__СТАТЬЯ__.

»»

III. Язык поэзии и язык прозы

  

1

  
   Никто не задумается ответить на вопрос, предполагаемый этим заглавием, и ответит фразой, выражающей огульное впечатление, в котором личные вкусы, как бы они ни были разнообразны, сошлись в единстве унаследованного предания. Изучить это предание в его фактическом развитии и генезисе значило бы объяснить или узаконить и самое впечатление. В следующих строках я намечаю лишь путь, по которому можно было бы пойти исследователю, если бы все необходимые для того факты были под рукою.
   Дело идет об отличии языка поэзии и языка прозы463. Мы скажем, не обинуясь: язык поэзии с лихвой орудует образами и метафорами, которых проза чуждается; в ее словаре есть особенности, выражения, которые мы не привыкли встречать вне ее обихода, ей свойственен ритмический строй речи, которого, за исключением некоторых моментов аффекта, чуждается обыденная, деловая речь, с которой мы обыкновенно сближаем прозу. Я говорю о ритмическом строе, не имея в виду ритм стиха, заостренного или незаостренного рифмой: если для Гёте поэзия становится таковой лишь при условии ритма и рифмы ("Leben" <"Жизнь"> III, II), то мы уже успели приучиться к "стихотворениям" в прозе (Тургенев), к стихам, не знающим размера, но производящим впечатление поэзии (<Уолт Уитмен>)464, как, с другой стороны, знаем "цветущую", поэтическую прозу, облекающую порой весьма низменное содержание. Шерер465 допускает и эпос в прозе, историческое произведение в стиле эпопеи и не в стихах; но мы, разумеется, не сочтем поэзией научную тему потому лишь, что она изложена стихами, с обилием образов и соответствующим риторическим прибором.
   Таково наше впечатление, и мы, естественно, склонны заключить, что выбор того или другого стиля или способа выражения органически обусловлен содержанием того, что мы назовем поэзией или прозой по существу и к чему подберем соответствующее определение. Но ведь содержание менялось и меняется: многое перестало быть поэтичным, что прежде вызывало восторг или признание, другое водворилось на старое место, и прежние боги в изгнании. А требование формы, стиля, особого языка в связи с тем, что считается поэтическим или прозаически-деловым, осталось то же. Это и дает право отнестись к поставленному нами вопросу определенно-формально: что такое язык поэзии и язык прозы? Отличие ощущается, требуется, несмотря на исторические изменения, которые могли произойти в составе того или другого стиля.

««

__ЗАДАНИЯ__.
**a)** Изложите статью о языке поэзии и языке прозы в двух предложениях.
**b)** Напишите продолжение статьи о языке поэзии и языке прозы.
Записи никак не связаны со статьей.

__ЗАПИСИ__.
»»

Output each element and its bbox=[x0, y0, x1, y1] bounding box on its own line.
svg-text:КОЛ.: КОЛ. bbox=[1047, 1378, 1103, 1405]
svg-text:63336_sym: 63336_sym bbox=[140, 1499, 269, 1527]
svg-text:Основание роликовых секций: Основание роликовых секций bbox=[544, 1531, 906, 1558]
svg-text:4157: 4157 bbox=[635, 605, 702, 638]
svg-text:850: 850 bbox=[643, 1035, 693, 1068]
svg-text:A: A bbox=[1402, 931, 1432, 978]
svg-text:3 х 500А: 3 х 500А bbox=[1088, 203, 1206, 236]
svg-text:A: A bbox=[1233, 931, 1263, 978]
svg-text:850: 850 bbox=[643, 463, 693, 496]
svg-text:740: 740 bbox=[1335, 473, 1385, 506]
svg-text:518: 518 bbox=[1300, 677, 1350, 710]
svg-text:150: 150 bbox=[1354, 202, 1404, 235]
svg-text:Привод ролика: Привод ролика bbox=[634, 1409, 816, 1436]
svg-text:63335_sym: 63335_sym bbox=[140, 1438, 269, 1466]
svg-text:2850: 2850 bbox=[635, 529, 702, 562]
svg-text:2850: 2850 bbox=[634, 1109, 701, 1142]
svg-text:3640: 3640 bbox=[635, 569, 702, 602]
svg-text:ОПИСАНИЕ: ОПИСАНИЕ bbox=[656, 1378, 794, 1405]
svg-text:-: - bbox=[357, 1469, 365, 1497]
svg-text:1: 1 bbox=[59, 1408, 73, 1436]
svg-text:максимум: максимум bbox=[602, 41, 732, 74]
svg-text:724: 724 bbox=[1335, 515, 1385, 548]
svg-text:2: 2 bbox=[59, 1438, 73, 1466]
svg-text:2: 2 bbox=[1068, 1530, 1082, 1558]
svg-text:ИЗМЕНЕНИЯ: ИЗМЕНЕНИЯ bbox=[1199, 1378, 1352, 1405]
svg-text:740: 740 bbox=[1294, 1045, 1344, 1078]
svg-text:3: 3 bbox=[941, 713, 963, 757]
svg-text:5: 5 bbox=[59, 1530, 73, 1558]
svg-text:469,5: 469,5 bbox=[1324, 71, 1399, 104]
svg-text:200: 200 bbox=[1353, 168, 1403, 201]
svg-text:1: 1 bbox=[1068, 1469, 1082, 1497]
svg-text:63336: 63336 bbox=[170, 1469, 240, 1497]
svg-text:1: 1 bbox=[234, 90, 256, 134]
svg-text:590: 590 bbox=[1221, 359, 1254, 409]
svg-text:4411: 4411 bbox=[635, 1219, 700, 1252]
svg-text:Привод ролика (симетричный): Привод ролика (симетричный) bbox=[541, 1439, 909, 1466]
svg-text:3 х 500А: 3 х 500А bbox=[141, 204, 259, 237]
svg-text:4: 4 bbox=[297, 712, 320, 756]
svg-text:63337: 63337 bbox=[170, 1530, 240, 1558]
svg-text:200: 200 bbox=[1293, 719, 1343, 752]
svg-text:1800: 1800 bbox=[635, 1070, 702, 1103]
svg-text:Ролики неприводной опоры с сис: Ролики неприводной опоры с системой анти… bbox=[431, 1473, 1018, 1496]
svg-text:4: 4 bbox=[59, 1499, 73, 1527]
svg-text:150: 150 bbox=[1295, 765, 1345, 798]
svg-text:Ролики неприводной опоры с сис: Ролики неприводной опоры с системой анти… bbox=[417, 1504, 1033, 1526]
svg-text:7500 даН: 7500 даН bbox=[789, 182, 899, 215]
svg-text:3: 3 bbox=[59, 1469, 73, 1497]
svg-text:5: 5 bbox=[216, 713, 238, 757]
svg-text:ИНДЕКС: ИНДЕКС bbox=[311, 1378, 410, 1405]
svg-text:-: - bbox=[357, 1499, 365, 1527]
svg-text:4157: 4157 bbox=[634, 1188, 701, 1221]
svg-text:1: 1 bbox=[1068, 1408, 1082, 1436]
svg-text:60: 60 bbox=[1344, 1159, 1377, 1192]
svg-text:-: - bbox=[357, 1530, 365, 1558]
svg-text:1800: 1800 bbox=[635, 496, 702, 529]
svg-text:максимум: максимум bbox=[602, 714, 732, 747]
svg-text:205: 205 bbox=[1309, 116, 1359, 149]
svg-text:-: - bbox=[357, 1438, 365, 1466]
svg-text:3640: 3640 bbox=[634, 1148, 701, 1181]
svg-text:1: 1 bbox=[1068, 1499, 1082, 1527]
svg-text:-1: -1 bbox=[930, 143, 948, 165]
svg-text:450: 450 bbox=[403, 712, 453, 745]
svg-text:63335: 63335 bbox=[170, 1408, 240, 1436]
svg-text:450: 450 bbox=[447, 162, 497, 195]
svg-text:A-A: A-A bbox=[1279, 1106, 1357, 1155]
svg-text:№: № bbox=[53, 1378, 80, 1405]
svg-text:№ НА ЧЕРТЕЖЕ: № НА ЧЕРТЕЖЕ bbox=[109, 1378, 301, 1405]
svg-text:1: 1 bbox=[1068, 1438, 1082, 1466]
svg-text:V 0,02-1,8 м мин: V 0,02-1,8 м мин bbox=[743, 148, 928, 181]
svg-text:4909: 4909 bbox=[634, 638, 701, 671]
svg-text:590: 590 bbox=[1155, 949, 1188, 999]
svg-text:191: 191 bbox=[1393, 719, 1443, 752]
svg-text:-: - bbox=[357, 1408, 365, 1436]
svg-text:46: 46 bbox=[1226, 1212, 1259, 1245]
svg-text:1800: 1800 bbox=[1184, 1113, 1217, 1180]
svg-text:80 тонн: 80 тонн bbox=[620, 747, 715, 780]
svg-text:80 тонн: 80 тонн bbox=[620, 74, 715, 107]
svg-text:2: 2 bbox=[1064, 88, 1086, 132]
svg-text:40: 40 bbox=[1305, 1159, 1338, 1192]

««

__ОТВЕТЫ К ЗАДАНИЯМ__.
**a)** По общему впечатлению, язык поэзии отличается от языка прозы обилием образов и метафор, особыми выражениями в словаре и ритмическим строем речи, который не сводится к стихотворному размеру и рифме. Хотя представления о том, что считается поэтичным, со временем менялись, требование особой формы и особого языка осталось прежним, и это дает право рассматривать вопрос о различии языка поэзии и языка прозы формально.

**b)**
   Французские Parnassiens <парнасцы>466 утверждали, что у поэзии такой же специальный язык, как у музыки и живописи, и у него своя особая красота. В чем же состоит она? - спрашивает Бурже467. Не в страсти, потому что самый пылкий любовник может излить свое чувство в трогательных стихах, далеко не поэтичных; не в истине идей, потому что величайшие истины геологии, физики, астрономии едва ли подлежат поэзии. Наконец, не в красноречии. И вместе с тем и красноречие, и истина, и страсть могут быть в высшей степени поэтичны - при известных условиях, которые и даны в специальных свойствах поэтического языка: он должен вызывать, подсказывать образы или настроение сочетаниями звуков, так тесно связанных с теми образами или настроениями, что они являются как бы их видимым выражением.
   Мне нет нужды останавливаться на разборе этой школьной теории; важно признание особого поэтического стиля; это понятие и следует поставить в историческое освещение.
   Различая язык поэзии от языка прозы, Аристотель ("Риторика", кн. III, гл. 2) действует как протоколист, записывающий свои наблюдения над фактами, распределяющий их по широким категориям, оставляя между ними переходные полосы и не подводя общих итогов. Главное достоинство стиля - это ясность, говорит он; стиль не должен быть "ни слишком низок, ни слишком высок", но должен подходить (к предмету речи); и поэтический стиль, конечно, не низок, но он не подходит к ораторской речи. Из имен и глаголов те отличаются ясностью, которые вошли во всеобщее употребление. Другие имена, которые мы перечислили в сочинении, касающемся поэтического искусства ("Поэтика", гл. 23), делают речь не низкой, а изукрашенной, так как отступления (от речи обыденной) способствуют тому, что речь кажется более торжественной: ведь люди так же относятся к стилю, как к иноземцам - и своим согражданам. Поэтому-то следует придавать языку характер иноземного, ибо люди склонны удивляться тому, что (приходит) издалека, а то, что возбуждает удивление, - приятно. В стихах многое производит такое действие и годится там (то есть в поэзии) потому, что и предметы, и лица, о которых (идет) там речь, более удалены (от житейской прозы). Но в прозаической речи таких средств гораздо менее, потому что предмет их менее возвышен; здесь было бы еще неприятнее, если бы раб, или человек слишком молодой, или кто-нибудь, говорящий о слишком ничтожных предметах, выражался возвышенным слогом. Но и здесь прилично говорить то принижая, то возвышая слог сообразно (с трактуемым предметом).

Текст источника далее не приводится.